= Beginning of Section =
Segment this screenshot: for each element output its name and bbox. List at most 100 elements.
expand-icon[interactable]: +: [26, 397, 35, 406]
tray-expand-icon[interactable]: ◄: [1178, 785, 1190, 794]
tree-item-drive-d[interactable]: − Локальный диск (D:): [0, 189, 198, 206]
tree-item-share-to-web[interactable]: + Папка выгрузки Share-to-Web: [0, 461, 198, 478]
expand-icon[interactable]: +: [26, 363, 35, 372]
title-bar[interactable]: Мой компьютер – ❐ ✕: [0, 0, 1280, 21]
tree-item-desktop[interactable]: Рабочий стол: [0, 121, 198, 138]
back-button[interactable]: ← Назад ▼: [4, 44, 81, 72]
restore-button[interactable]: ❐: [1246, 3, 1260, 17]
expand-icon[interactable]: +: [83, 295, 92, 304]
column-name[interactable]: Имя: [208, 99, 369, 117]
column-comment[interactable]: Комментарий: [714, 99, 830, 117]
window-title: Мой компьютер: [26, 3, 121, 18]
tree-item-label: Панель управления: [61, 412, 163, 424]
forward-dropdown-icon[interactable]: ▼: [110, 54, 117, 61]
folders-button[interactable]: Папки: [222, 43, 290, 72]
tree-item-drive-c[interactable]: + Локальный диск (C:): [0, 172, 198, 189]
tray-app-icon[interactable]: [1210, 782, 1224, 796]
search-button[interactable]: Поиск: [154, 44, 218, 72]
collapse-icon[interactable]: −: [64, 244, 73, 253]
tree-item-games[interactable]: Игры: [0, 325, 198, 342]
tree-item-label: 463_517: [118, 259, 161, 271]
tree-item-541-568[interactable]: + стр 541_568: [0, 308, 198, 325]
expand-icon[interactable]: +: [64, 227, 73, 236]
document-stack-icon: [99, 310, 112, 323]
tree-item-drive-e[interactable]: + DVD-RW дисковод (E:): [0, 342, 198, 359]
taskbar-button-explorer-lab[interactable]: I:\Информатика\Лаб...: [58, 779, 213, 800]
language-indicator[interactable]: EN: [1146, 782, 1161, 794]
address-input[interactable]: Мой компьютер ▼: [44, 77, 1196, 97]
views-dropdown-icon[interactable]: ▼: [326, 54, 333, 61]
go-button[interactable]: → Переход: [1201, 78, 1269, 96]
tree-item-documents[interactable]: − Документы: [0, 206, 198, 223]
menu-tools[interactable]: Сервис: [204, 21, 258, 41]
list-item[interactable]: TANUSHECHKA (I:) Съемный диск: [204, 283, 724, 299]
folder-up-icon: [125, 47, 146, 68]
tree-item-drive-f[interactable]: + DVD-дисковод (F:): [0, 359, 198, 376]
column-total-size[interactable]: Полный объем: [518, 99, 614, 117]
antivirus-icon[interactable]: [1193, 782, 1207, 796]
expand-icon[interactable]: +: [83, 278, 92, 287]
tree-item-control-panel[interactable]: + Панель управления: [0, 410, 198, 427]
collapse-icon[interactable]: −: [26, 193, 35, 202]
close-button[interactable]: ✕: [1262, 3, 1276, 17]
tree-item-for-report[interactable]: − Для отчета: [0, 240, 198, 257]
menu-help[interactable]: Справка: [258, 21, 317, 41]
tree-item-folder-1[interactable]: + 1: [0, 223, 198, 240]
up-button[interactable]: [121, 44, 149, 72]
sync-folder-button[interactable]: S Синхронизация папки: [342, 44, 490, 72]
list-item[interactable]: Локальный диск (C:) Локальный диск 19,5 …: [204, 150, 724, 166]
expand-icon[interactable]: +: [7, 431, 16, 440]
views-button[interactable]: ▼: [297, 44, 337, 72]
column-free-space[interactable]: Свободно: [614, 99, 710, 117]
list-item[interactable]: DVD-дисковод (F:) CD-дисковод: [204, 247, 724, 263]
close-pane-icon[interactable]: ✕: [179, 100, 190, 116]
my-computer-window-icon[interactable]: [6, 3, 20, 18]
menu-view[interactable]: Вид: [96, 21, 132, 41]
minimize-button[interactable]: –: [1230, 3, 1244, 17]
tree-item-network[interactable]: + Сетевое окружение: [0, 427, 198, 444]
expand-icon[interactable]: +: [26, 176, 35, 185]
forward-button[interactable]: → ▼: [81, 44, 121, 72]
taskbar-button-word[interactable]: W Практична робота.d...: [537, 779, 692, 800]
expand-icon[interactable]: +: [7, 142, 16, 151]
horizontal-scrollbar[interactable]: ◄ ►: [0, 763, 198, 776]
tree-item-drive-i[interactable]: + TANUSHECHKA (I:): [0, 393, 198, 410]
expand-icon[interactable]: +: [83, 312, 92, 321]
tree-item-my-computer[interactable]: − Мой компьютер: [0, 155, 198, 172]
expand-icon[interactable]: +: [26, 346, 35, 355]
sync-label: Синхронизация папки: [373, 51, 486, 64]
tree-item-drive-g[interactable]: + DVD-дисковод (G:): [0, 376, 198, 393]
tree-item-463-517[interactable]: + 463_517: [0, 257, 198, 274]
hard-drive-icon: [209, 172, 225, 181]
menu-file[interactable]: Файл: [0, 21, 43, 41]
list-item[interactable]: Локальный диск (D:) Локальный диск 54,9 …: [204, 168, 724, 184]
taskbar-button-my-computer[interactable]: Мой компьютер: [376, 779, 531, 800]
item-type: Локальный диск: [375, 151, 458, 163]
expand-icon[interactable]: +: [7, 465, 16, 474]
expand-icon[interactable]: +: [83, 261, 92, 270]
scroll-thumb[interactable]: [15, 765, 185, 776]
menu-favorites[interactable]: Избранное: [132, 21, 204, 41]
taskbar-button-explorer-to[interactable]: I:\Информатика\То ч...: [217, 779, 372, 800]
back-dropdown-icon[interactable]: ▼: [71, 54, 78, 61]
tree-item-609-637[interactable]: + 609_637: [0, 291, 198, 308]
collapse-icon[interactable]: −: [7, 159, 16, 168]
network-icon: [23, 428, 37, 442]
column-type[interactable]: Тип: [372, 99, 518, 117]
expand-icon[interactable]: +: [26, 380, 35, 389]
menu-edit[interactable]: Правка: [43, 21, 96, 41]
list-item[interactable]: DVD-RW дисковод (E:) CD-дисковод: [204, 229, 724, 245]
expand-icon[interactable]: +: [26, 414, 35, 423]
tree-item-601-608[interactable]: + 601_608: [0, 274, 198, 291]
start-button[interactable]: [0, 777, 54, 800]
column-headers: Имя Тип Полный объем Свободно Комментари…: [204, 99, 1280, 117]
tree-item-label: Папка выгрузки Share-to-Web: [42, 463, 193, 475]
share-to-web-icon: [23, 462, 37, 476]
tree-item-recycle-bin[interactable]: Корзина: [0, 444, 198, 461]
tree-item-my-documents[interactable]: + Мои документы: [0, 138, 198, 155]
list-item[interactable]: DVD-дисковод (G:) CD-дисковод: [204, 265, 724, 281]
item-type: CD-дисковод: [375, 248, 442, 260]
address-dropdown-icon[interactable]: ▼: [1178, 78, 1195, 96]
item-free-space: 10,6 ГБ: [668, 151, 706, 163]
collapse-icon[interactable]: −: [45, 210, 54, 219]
= End of Section =
> _Problem_
Retype the listing exactly.

> _Answer space_
Segment this screenshot: for each element output its name and bbox. List at most 100 elements.
expand-icon[interactable]: +: [26, 397, 35, 406]
tray-expand-icon[interactable]: ◄: [1178, 785, 1190, 794]
tree-item-drive-d[interactable]: − Локальный диск (D:): [0, 189, 198, 206]
tree-item-share-to-web[interactable]: + Папка выгрузки Share-to-Web: [0, 461, 198, 478]
expand-icon[interactable]: +: [26, 363, 35, 372]
title-bar[interactable]: Мой компьютер – ❐ ✕: [0, 0, 1280, 21]
tree-item-desktop[interactable]: Рабочий стол: [0, 121, 198, 138]
back-button[interactable]: ← Назад ▼: [4, 44, 81, 72]
restore-button[interactable]: ❐: [1246, 3, 1260, 17]
expand-icon[interactable]: +: [83, 295, 92, 304]
column-name[interactable]: Имя: [208, 99, 369, 117]
column-comment[interactable]: Комментарий: [714, 99, 830, 117]
window-title: Мой компьютер: [26, 3, 121, 18]
tree-item-label: Панель управления: [61, 412, 163, 424]
forward-dropdown-icon[interactable]: ▼: [110, 54, 117, 61]
folders-button[interactable]: Папки: [222, 43, 290, 72]
tree-item-drive-c[interactable]: + Локальный диск (C:): [0, 172, 198, 189]
tray-app-icon[interactable]: [1210, 782, 1224, 796]
search-button[interactable]: Поиск: [154, 44, 218, 72]
collapse-icon[interactable]: −: [64, 244, 73, 253]
tree-item-games[interactable]: Игры: [0, 325, 198, 342]
tree-item-label: 463_517: [118, 259, 161, 271]
tree-item-541-568[interactable]: + стр 541_568: [0, 308, 198, 325]
expand-icon[interactable]: +: [64, 227, 73, 236]
document-stack-icon: [99, 310, 112, 323]
tree-item-drive-e[interactable]: + DVD-RW дисковод (E:): [0, 342, 198, 359]
taskbar-button-explorer-lab[interactable]: I:\Информатика\Лаб...: [58, 779, 213, 800]
language-indicator[interactable]: EN: [1146, 782, 1161, 794]
address-input[interactable]: Мой компьютер ▼: [44, 77, 1196, 97]
views-dropdown-icon[interactable]: ▼: [326, 54, 333, 61]
go-button[interactable]: → Переход: [1201, 78, 1269, 96]
tree-item-documents[interactable]: − Документы: [0, 206, 198, 223]
menu-tools[interactable]: Сервис: [204, 21, 258, 41]
list-item[interactable]: TANUSHECHKA (I:) Съемный диск: [204, 283, 724, 299]
folder-up-icon: [125, 47, 146, 68]
tree-item-drive-f[interactable]: + DVD-дисковод (F:): [0, 359, 198, 376]
column-total-size[interactable]: Полный объем: [518, 99, 614, 117]
antivirus-icon[interactable]: [1193, 782, 1207, 796]
expand-icon[interactable]: +: [83, 278, 92, 287]
tree-item-control-panel[interactable]: + Панель управления: [0, 410, 198, 427]
collapse-icon[interactable]: −: [26, 193, 35, 202]
close-button[interactable]: ✕: [1262, 3, 1276, 17]
tree-item-for-report[interactable]: − Для отчета: [0, 240, 198, 257]
menu-help[interactable]: Справка: [258, 21, 317, 41]
tree-item-folder-1[interactable]: + 1: [0, 223, 198, 240]
up-button[interactable]: [121, 44, 149, 72]
sync-folder-button[interactable]: S Синхронизация папки: [342, 44, 490, 72]
list-item[interactable]: Локальный диск (C:) Локальный диск 19,5 …: [204, 150, 724, 166]
expand-icon[interactable]: +: [7, 431, 16, 440]
views-button[interactable]: ▼: [297, 44, 337, 72]
column-free-space[interactable]: Свободно: [614, 99, 710, 117]
list-item[interactable]: DVD-дисковод (F:) CD-дисковод: [204, 247, 724, 263]
close-pane-icon[interactable]: ✕: [179, 100, 190, 116]
my-computer-window-icon[interactable]: [6, 3, 20, 18]
menu-view[interactable]: Вид: [96, 21, 132, 41]
minimize-button[interactable]: –: [1230, 3, 1244, 17]
tree-item-network[interactable]: + Сетевое окружение: [0, 427, 198, 444]
expand-icon[interactable]: +: [26, 176, 35, 185]
forward-button[interactable]: → ▼: [81, 44, 121, 72]
taskbar-button-word[interactable]: W Практична робота.d...: [537, 779, 692, 800]
expand-icon[interactable]: +: [7, 142, 16, 151]
horizontal-scrollbar[interactable]: ◄ ►: [0, 763, 198, 776]
tree-item-drive-i[interactable]: + TANUSHECHKA (I:): [0, 393, 198, 410]
expand-icon[interactable]: +: [83, 312, 92, 321]
tree-item-my-computer[interactable]: − Мой компьютер: [0, 155, 198, 172]
expand-icon[interactable]: +: [26, 346, 35, 355]
sync-label: Синхронизация папки: [373, 51, 486, 64]
tree-item-drive-g[interactable]: + DVD-дисковод (G:): [0, 376, 198, 393]
tree-item-463-517[interactable]: + 463_517: [0, 257, 198, 274]
hard-drive-icon: [209, 172, 225, 181]
menu-file[interactable]: Файл: [0, 21, 43, 41]
list-item[interactable]: Локальный диск (D:) Локальный диск 54,9 …: [204, 168, 724, 184]
taskbar-button-my-computer[interactable]: Мой компьютер: [376, 779, 531, 800]
item-type: Локальный диск: [375, 151, 458, 163]
expand-icon[interactable]: +: [7, 465, 16, 474]
expand-icon[interactable]: +: [83, 261, 92, 270]
scroll-thumb[interactable]: [15, 765, 185, 776]
menu-favorites[interactable]: Избранное: [132, 21, 204, 41]
taskbar-button-explorer-to[interactable]: I:\Информатика\То ч...: [217, 779, 372, 800]
back-dropdown-icon[interactable]: ▼: [71, 54, 78, 61]
tree-item-609-637[interactable]: + 609_637: [0, 291, 198, 308]
collapse-icon[interactable]: −: [7, 159, 16, 168]
network-icon: [23, 428, 37, 442]
column-type[interactable]: Тип: [372, 99, 518, 117]
expand-icon[interactable]: +: [26, 380, 35, 389]
menu-edit[interactable]: Правка: [43, 21, 96, 41]
list-item[interactable]: DVD-RW дисковод (E:) CD-дисковод: [204, 229, 724, 245]
expand-icon[interactable]: +: [26, 414, 35, 423]
tree-item-601-608[interactable]: + 601_608: [0, 274, 198, 291]
start-button[interactable]: [0, 777, 54, 800]
column-headers: Имя Тип Полный объем Свободно Комментари…: [204, 99, 1280, 117]
tree-item-label: Папка выгрузки Share-to-Web: [42, 463, 193, 475]
share-to-web-icon: [23, 462, 37, 476]
tree-item-recycle-bin[interactable]: Корзина: [0, 444, 198, 461]
tree-item-my-documents[interactable]: + Мои документы: [0, 138, 198, 155]
list-item[interactable]: DVD-дисковод (G:) CD-дисковод: [204, 265, 724, 281]
item-type: CD-дисковод: [375, 248, 442, 260]
address-dropdown-icon[interactable]: ▼: [1178, 78, 1195, 96]
item-free-space: 10,6 ГБ: [668, 151, 706, 163]
collapse-icon[interactable]: −: [45, 210, 54, 219]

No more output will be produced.